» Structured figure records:
* START *

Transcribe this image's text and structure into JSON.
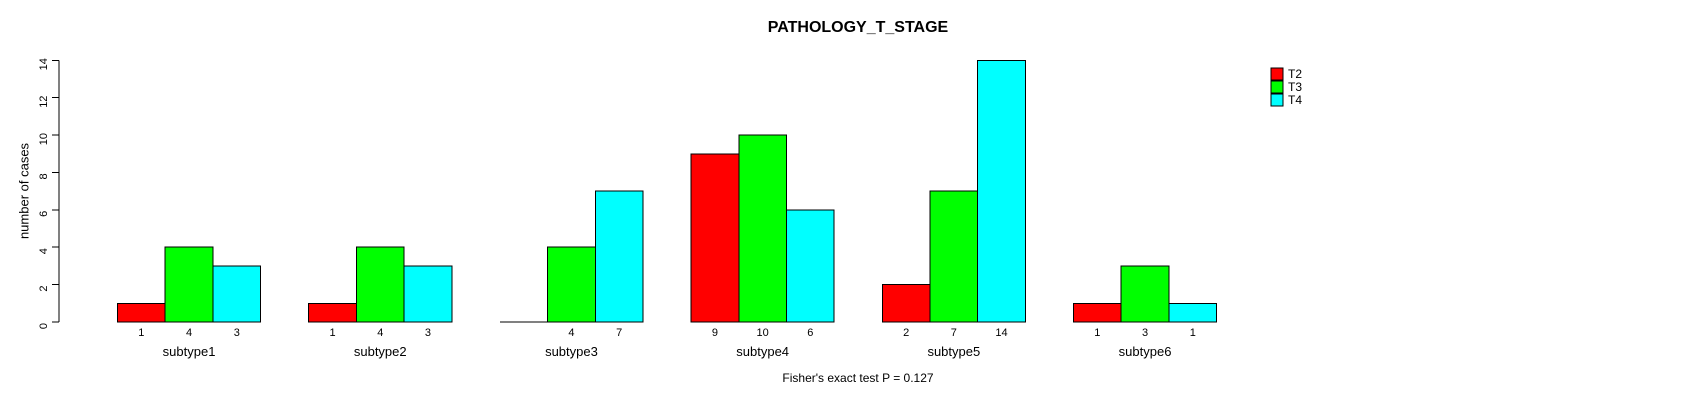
{
  "chart_data": {
    "type": "bar",
    "grouping": "grouped",
    "title": "PATHOLOGY_T_STAGE",
    "ylabel": "number of cases",
    "xlabel": "",
    "categories": [
      "subtype1",
      "subtype2",
      "subtype3",
      "subtype4",
      "subtype5",
      "subtype6"
    ],
    "series": [
      {
        "name": "T2",
        "color": "#ff0000",
        "values": [
          1,
          1,
          0,
          9,
          2,
          1
        ]
      },
      {
        "name": "T3",
        "color": "#00ff00",
        "values": [
          4,
          4,
          4,
          10,
          7,
          3
        ]
      },
      {
        "name": "T4",
        "color": "#00ffff",
        "values": [
          3,
          3,
          7,
          6,
          14,
          1
        ]
      }
    ],
    "ylim": [
      0,
      14
    ],
    "yticks": [
      0,
      2,
      4,
      6,
      8,
      10,
      12,
      14
    ],
    "bar_value_labels_shown": true,
    "zero_value_labels_hidden": true,
    "grid": false,
    "legend": {
      "position": "top-right",
      "entries": [
        {
          "label": "T2",
          "color": "#ff0000"
        },
        {
          "label": "T3",
          "color": "#00ff00"
        },
        {
          "label": "T4",
          "color": "#00ffff"
        }
      ]
    },
    "annotation": "Fisher's exact test P = 0.127",
    "axis_color": "#000000",
    "background_color": "#ffffff"
  }
}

* END *

» GIVEN REQUEST:
Would you return the data exactly as written, without the pictures?

» OUTPUT BELOW:
Transcribe this image's text and structure into JSON.
{
  "chart_data": {
    "type": "bar",
    "grouping": "grouped",
    "title": "PATHOLOGY_T_STAGE",
    "ylabel": "number of cases",
    "xlabel": "",
    "categories": [
      "subtype1",
      "subtype2",
      "subtype3",
      "subtype4",
      "subtype5",
      "subtype6"
    ],
    "series": [
      {
        "name": "T2",
        "color": "#ff0000",
        "values": [
          1,
          1,
          0,
          9,
          2,
          1
        ]
      },
      {
        "name": "T3",
        "color": "#00ff00",
        "values": [
          4,
          4,
          4,
          10,
          7,
          3
        ]
      },
      {
        "name": "T4",
        "color": "#00ffff",
        "values": [
          3,
          3,
          7,
          6,
          14,
          1
        ]
      }
    ],
    "ylim": [
      0,
      14
    ],
    "yticks": [
      0,
      2,
      4,
      6,
      8,
      10,
      12,
      14
    ],
    "bar_value_labels_shown": true,
    "zero_value_labels_hidden": true,
    "grid": false,
    "legend": {
      "position": "top-right",
      "entries": [
        {
          "label": "T2",
          "color": "#ff0000"
        },
        {
          "label": "T3",
          "color": "#00ff00"
        },
        {
          "label": "T4",
          "color": "#00ffff"
        }
      ]
    },
    "annotation": "Fisher's exact test P = 0.127",
    "axis_color": "#000000",
    "background_color": "#ffffff"
  }
}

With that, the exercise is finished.